# [What this task involves]
Please render the listing lines from the one containing "x-tick-label: 0 [192, 706, 200, 721]" through the one containing "legend: signal+ noise" as a numbered list, leaving out any blank lines.

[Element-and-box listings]
════════

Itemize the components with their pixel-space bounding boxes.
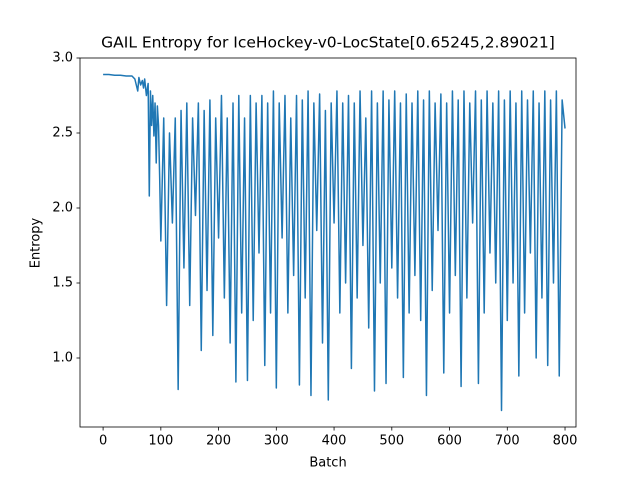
plot-frame [79,57,577,428]
y-tick-label: 2.0 [52,201,73,216]
x-tick-label: 500 [379,434,404,449]
data-line [103,73,566,412]
x-tick-label: 200 [206,434,231,449]
y-tick-label: 1.0 [52,351,73,366]
x-tick-label: 300 [264,434,289,449]
x-axis-label: Batch [309,456,346,471]
x-tick-label: 700 [495,434,520,449]
x-tick-label: 100 [148,434,173,449]
x-tick-label: 0 [99,434,107,449]
chart-title: GAIL Entropy for IceHockey-v0-LocState[0… [101,34,555,52]
x-tick-label: 400 [322,434,347,449]
x-tick-label: 600 [437,434,462,449]
y-tick-label: 1.5 [52,276,73,291]
y-tick-label: 2.5 [52,126,73,141]
y-axis-label: Entropy [29,217,44,268]
y-tick-label: 3.0 [52,51,73,66]
x-tick-label: 800 [553,434,578,449]
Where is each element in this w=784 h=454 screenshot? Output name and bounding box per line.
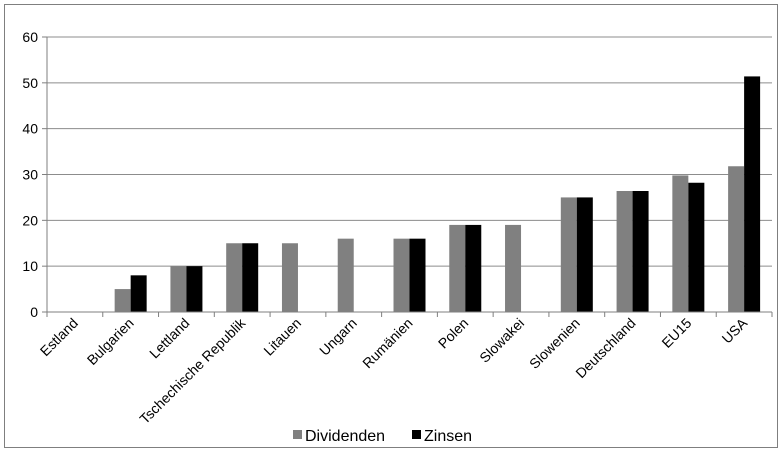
chart-frame [4, 4, 778, 448]
bar-dividenden-11 [672, 175, 689, 312]
x-tick-label-11: EU15 [658, 315, 694, 351]
legend: Dividenden Zinsen [293, 428, 472, 445]
y-axis: 0 10 20 30 40 50 60 [22, 29, 48, 320]
x-tick-label-2: Lettland [146, 315, 193, 362]
bar-zinsen-9 [576, 197, 593, 312]
x-tick-label-3: Tschechische Republik [136, 314, 249, 427]
bar-dividenden-12 [728, 166, 745, 312]
y-tick-label-10: 10 [22, 258, 38, 274]
x-tick-label-10: Deutschland [572, 315, 638, 381]
bar-dividenden-4 [281, 243, 298, 312]
y-tick-label-40: 40 [22, 121, 38, 137]
bar-zinsen-10 [632, 191, 649, 312]
legend-swatch-dividenden [293, 430, 302, 439]
x-tick-label-12: USA [719, 314, 751, 346]
bar-dividenden-10 [616, 191, 633, 312]
bar-zinsen-12 [744, 76, 761, 313]
y-tick-label-60: 60 [22, 29, 38, 45]
x-tick-label-9: Slowenien [526, 315, 583, 372]
y-tick-label-50: 50 [22, 75, 38, 91]
bar-dividenden-7 [449, 224, 466, 312]
x-tick-label-8: Slowakei [476, 315, 527, 366]
bar-dividenden-3 [226, 243, 243, 312]
x-tick-label-0: Estland [37, 315, 81, 359]
bar-zinsen-3 [242, 243, 259, 312]
bar-dividenden-9 [560, 197, 577, 312]
bars [114, 76, 761, 313]
legend-label-zinsen: Zinsen [424, 428, 472, 445]
x-tick-label-4: Litauen [260, 315, 304, 359]
x-tick-label-7: Polen [435, 315, 472, 352]
y-tick-label-20: 20 [22, 212, 38, 228]
bar-zinsen-6 [409, 238, 426, 312]
bar-dividenden-5 [337, 238, 354, 312]
x-tick-label-6: Rumänien [359, 315, 415, 371]
y-tick-label-0: 0 [30, 304, 38, 320]
bar-zinsen-2 [186, 266, 203, 312]
y-tick-label-30: 30 [22, 167, 38, 183]
legend-label-dividenden: Dividenden [305, 428, 385, 445]
x-tick-label-1: Bulgarien [84, 315, 137, 368]
x-tick-label-5: Ungarn [316, 315, 360, 359]
bar-dividenden-6 [393, 238, 410, 312]
bar-dividenden-1 [114, 289, 131, 312]
bar-dividenden-2 [170, 266, 187, 312]
bar-dividenden-8 [505, 224, 522, 312]
bar-zinsen-1 [130, 275, 147, 312]
legend-swatch-zinsen [412, 430, 421, 439]
bar-zinsen-7 [465, 224, 482, 312]
bar-zinsen-11 [688, 182, 705, 312]
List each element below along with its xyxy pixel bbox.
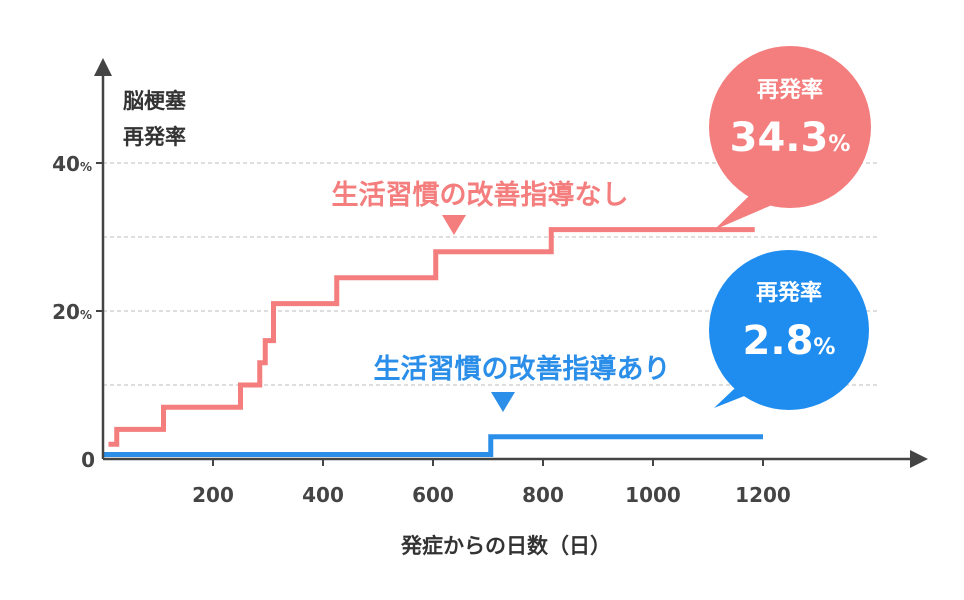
series-line-0 bbox=[108, 227, 755, 447]
y-tick-label-20: 20% bbox=[52, 300, 92, 324]
y-axis-arrow bbox=[94, 58, 112, 76]
callout-tail-0 bbox=[714, 193, 772, 230]
x-tick-label-800: 800 bbox=[522, 483, 564, 507]
series-name-label-0: 生活習慣の改善指導なし bbox=[332, 179, 629, 211]
x-axis-label: 発症からの日数（日） bbox=[400, 534, 611, 558]
series-line-1 bbox=[103, 434, 763, 458]
y-tick-label-40: 40% bbox=[52, 152, 92, 176]
x-tick-label-1000: 1000 bbox=[625, 483, 681, 507]
callout-value-0: 34.3% bbox=[730, 115, 851, 161]
callout-bubble-0 bbox=[709, 46, 871, 208]
series-name-label-1: 生活習慣の改善指導あり bbox=[374, 353, 671, 385]
y-axis-label-line-1: 再発率 bbox=[123, 125, 186, 149]
series-marker-0 bbox=[442, 215, 466, 235]
x-tick-label-400: 400 bbox=[302, 483, 344, 507]
series-layer bbox=[103, 227, 763, 458]
callout-tail-1 bbox=[714, 372, 772, 408]
labels-layer: 200 400 600 800 1000 1200 0 20% 40% 脳梗塞再発率発症からの日数… bbox=[52, 89, 791, 558]
series-marker-1 bbox=[491, 392, 515, 412]
x-tick-label-1200: 1200 bbox=[735, 483, 791, 507]
callout-value-1: 2.8% bbox=[743, 318, 836, 364]
x-axis-arrow bbox=[910, 450, 928, 468]
callout-bubble-1 bbox=[709, 250, 869, 410]
x-tick-label-600: 600 bbox=[412, 483, 454, 507]
callout-label-0: 再発率 bbox=[757, 77, 823, 103]
callout-label-1: 再発率 bbox=[756, 280, 822, 306]
callouts-layer: 再発率 34.3% 再発率 2.8% bbox=[709, 46, 871, 410]
y-axis-label-line-0: 脳梗塞 bbox=[123, 89, 187, 113]
axes bbox=[94, 58, 928, 468]
x-tick-label-200: 200 bbox=[192, 483, 234, 507]
y-tick-label-0: 0 bbox=[81, 448, 95, 472]
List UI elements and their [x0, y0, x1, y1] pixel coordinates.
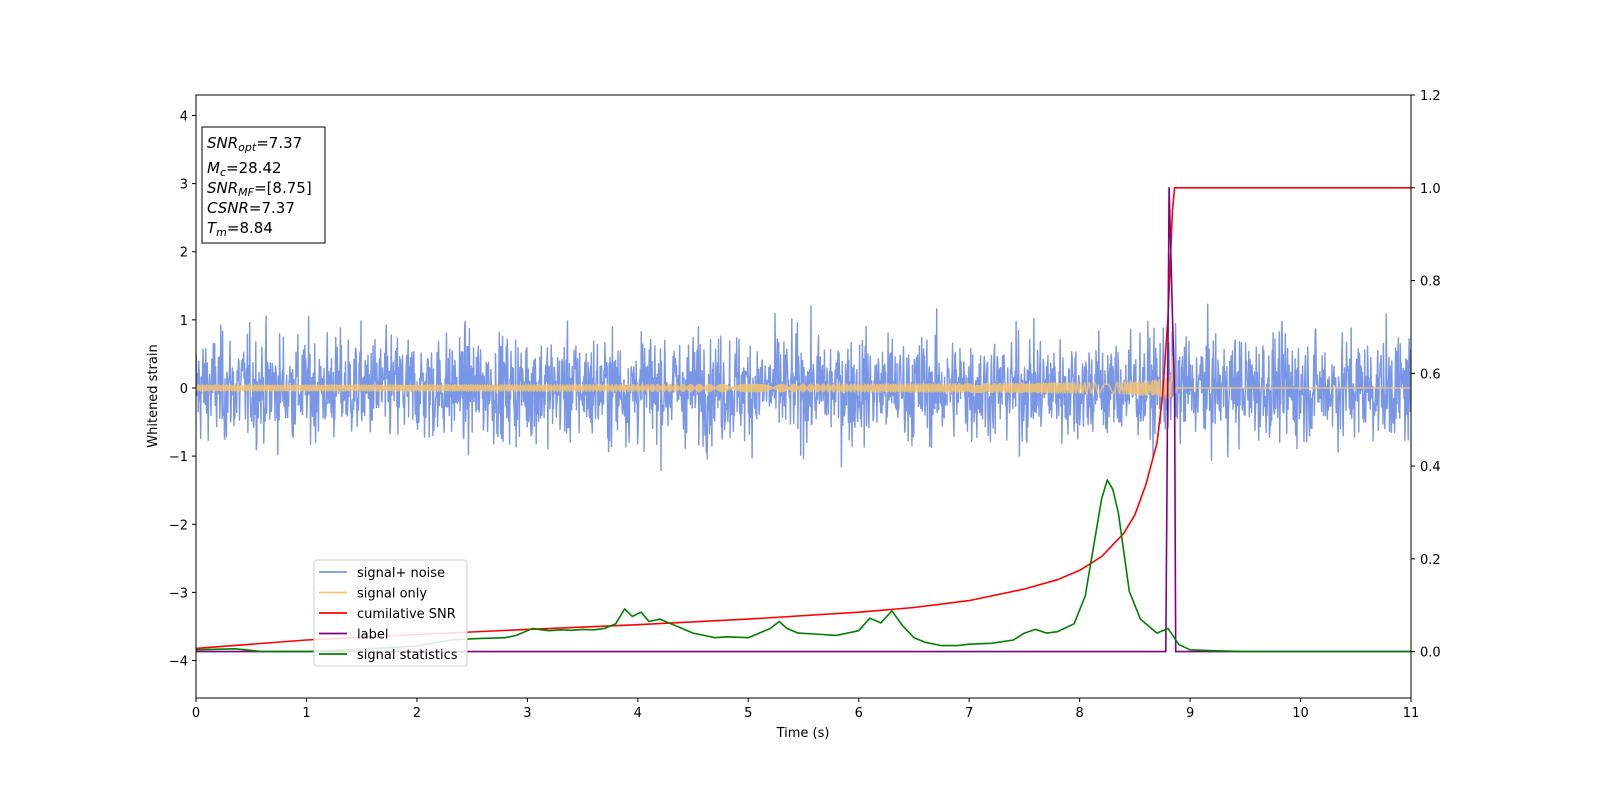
x-tick-label: 0 [192, 706, 200, 721]
x-axis-ticks: 0 1 2 3 4 5 6 7 8 9 10 11 [192, 698, 1419, 721]
legend-label: signal only [357, 587, 427, 602]
y2-tick-label: 1.2 [1420, 89, 1441, 104]
y2-tick-label: 0.8 [1420, 275, 1441, 290]
y2-tick-label: 0.4 [1420, 460, 1441, 475]
legend: signal+ noise signal only cumilative SNR la… [313, 559, 468, 667]
annotation-line: CSNR=7.37 [207, 199, 295, 217]
x-tick-label: 2 [413, 706, 421, 721]
series-line-4 [196, 187, 1411, 653]
annotation-line: SNRopt=7.37 [207, 134, 302, 154]
x-tick-label: 10 [1292, 706, 1309, 721]
y2-axis-ticks: 1.2 1.0 0.8 0.6 0.4 0.2 0.0 [1411, 89, 1441, 661]
series-line-1 [196, 303, 1411, 472]
y-tick-label: 2 [180, 246, 188, 261]
legend-label: signal statistics [357, 648, 458, 663]
x-tick-label: 4 [634, 706, 642, 721]
x-tick-label: 6 [855, 706, 863, 721]
x-tick-label: 8 [1075, 706, 1083, 721]
x-tick-label: 1 [302, 706, 310, 721]
annotation-frame [201, 126, 326, 244]
annotation-box: SNRopt=7.37 Mc=28.42SNRMF=[8.75]CSNR=7.37… [201, 126, 326, 244]
y-tick-label: 0 [180, 382, 188, 397]
y-tick-label: −3 [169, 586, 188, 601]
series-line-2 [196, 355, 1411, 400]
annotation-line: Tm=8.84 [207, 219, 273, 239]
y2-tick-label: 0.6 [1420, 367, 1441, 382]
y-tick-label: −2 [169, 518, 188, 533]
y-axis-label: Whitened strain [146, 344, 161, 447]
x-tick-label: 9 [1186, 706, 1194, 721]
legend-label: signal+ noise [357, 566, 445, 581]
y2-tick-label: 0.0 [1420, 646, 1441, 661]
y-tick-label: 1 [180, 314, 188, 329]
x-tick-label: 11 [1403, 706, 1420, 721]
x-tick-label: 7 [965, 706, 973, 721]
x-tick-label: 3 [523, 706, 531, 721]
annotation-line: SNRMF=[8.75] [207, 179, 312, 199]
legend-label: label [357, 628, 388, 643]
y-axis-ticks: 4 3 2 1 0 −1 −2 −3 −4 [169, 109, 196, 670]
legend-frame [313, 559, 468, 667]
y2-tick-label: 1.0 [1420, 182, 1441, 197]
series-line-5 [196, 479, 1411, 653]
axes-frame [195, 94, 1412, 699]
series-line-3 [196, 187, 1411, 650]
legend-label: cumilative SNR [357, 607, 456, 622]
y-tick-label: 3 [180, 178, 188, 193]
x-axis-label: Time (s) [776, 726, 830, 741]
y-tick-label: −1 [169, 450, 188, 465]
y-tick-label: −4 [169, 655, 188, 670]
plot-area [196, 187, 1411, 653]
series-layer [196, 187, 1411, 653]
y2-tick-label: 0.2 [1420, 553, 1441, 568]
x-tick-label: 5 [744, 706, 752, 721]
y-tick-label: 4 [180, 109, 188, 124]
annotation-line: Mc=28.42 [207, 159, 282, 179]
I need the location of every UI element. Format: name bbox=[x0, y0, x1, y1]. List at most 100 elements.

════════

# [Output for this task]
1. x-tick-label: 0 [192, 706, 200, 721]
2. x-axis-ticks: 0 1 2 3 4 5 6 7 8 9 10 11 [192, 698, 1419, 721]
3. legend-label: signal only [357, 587, 427, 602]
4. y2-tick-label: 1.2 [1420, 89, 1441, 104]
5. y2-tick-label: 0.8 [1420, 275, 1441, 290]
6. y2-tick-label: 0.4 [1420, 460, 1441, 475]
7. legend: signal+ noise signal only cumilative SNR la… [313, 559, 468, 667]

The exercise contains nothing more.